#### GIVEN EXERCISE:
Look through the data below and count each line where the word "text" appears. Reply with the count alone.

(Saved data entries)
'''
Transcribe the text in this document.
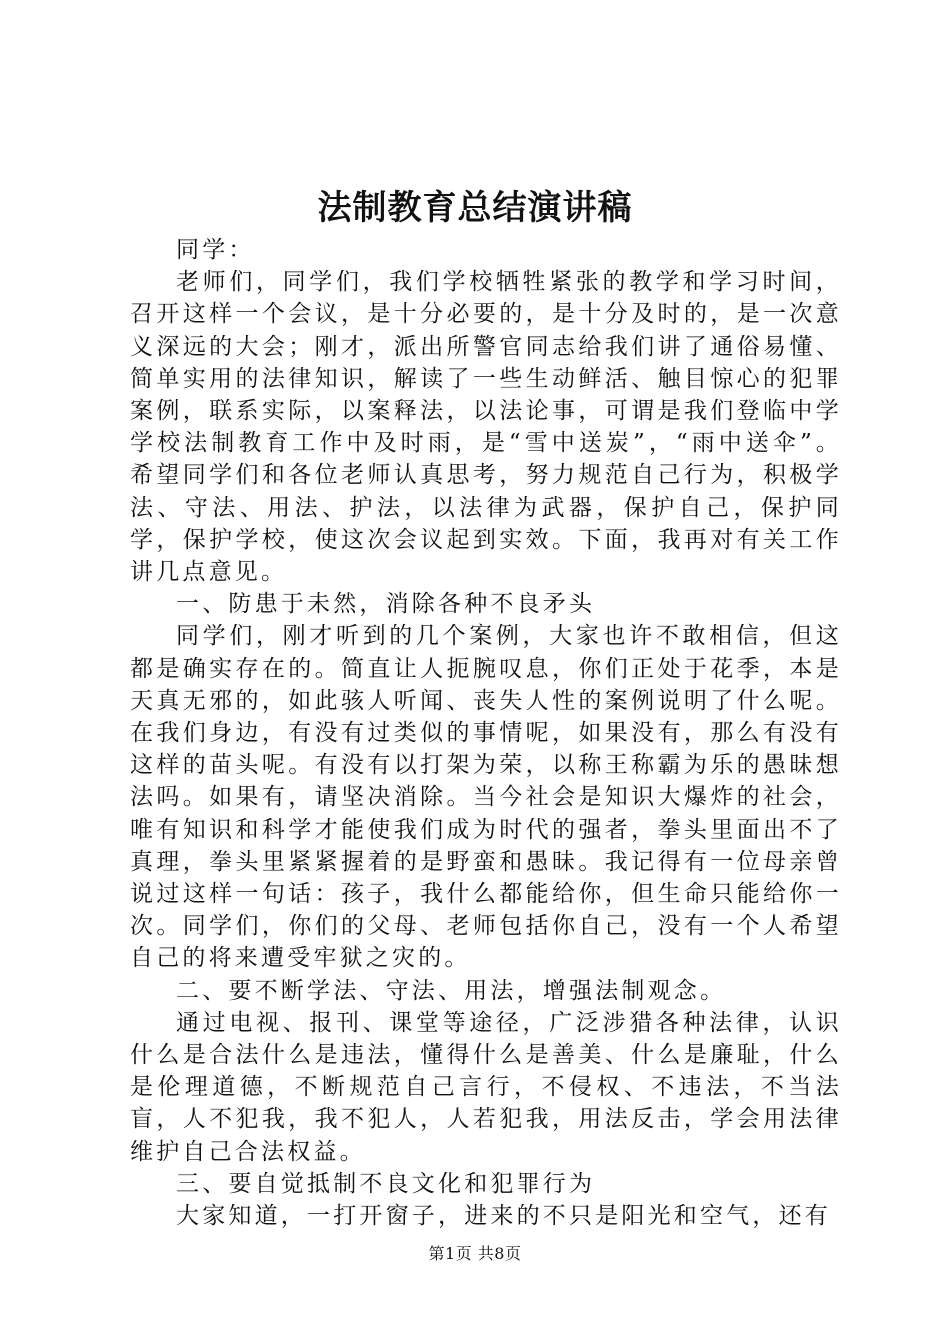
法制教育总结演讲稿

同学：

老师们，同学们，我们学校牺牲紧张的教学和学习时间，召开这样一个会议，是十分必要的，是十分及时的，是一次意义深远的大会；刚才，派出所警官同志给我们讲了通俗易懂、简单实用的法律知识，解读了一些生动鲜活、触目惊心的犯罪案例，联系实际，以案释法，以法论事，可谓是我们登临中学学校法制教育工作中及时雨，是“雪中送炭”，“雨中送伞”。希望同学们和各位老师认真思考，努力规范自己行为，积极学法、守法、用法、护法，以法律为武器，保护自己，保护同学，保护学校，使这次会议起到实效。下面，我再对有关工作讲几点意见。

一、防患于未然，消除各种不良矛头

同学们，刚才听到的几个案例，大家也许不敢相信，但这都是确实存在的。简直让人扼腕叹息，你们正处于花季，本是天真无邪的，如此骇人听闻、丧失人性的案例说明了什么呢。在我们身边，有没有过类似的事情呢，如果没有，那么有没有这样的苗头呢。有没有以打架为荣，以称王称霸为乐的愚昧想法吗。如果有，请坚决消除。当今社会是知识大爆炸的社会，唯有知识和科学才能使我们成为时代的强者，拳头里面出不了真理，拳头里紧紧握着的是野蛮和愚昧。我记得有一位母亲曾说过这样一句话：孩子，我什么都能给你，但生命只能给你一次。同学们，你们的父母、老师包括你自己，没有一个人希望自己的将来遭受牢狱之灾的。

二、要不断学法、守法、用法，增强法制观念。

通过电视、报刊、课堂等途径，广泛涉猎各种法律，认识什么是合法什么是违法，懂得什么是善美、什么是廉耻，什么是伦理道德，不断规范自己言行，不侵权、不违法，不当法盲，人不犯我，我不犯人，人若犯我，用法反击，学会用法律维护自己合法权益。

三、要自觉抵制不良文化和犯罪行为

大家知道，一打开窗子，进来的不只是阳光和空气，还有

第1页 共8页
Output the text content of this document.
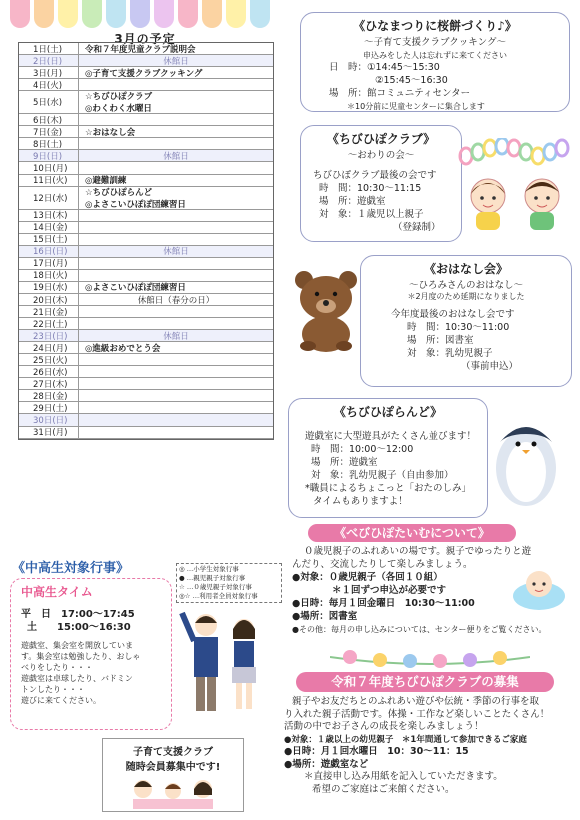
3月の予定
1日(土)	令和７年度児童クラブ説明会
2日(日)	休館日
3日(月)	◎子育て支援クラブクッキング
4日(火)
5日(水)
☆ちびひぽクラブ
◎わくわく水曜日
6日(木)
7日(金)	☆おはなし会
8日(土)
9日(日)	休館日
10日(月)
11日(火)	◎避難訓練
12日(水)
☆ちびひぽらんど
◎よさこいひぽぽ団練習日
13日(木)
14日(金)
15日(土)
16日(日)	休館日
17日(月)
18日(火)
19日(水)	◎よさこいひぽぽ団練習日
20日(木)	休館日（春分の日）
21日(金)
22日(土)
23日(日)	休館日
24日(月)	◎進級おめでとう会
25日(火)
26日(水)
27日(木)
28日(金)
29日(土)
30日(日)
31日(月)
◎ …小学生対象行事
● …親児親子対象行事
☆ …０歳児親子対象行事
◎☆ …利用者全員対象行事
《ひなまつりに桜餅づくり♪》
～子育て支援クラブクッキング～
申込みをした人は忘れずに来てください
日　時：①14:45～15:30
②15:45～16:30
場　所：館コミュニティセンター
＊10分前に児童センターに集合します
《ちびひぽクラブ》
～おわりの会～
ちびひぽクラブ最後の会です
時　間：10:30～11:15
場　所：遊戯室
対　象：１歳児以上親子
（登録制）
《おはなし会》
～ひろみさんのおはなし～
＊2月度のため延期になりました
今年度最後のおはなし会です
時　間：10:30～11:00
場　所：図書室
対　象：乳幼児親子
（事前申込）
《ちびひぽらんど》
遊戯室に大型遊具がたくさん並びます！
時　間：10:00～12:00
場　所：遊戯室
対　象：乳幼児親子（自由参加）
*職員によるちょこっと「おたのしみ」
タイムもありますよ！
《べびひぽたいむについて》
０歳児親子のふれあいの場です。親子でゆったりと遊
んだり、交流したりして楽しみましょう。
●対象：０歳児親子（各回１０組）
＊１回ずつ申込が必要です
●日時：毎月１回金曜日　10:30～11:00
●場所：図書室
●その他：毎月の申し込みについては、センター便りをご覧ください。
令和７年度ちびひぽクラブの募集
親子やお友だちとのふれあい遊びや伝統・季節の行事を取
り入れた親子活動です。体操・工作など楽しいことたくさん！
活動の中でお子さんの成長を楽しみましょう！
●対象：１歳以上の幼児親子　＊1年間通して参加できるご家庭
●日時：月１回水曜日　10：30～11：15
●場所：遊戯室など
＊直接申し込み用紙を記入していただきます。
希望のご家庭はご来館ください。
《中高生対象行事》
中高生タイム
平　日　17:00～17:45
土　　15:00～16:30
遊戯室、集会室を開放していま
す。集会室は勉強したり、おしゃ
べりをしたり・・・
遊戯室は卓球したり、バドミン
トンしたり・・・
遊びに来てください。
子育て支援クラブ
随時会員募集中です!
'''
#### FINAL ANSWER:
2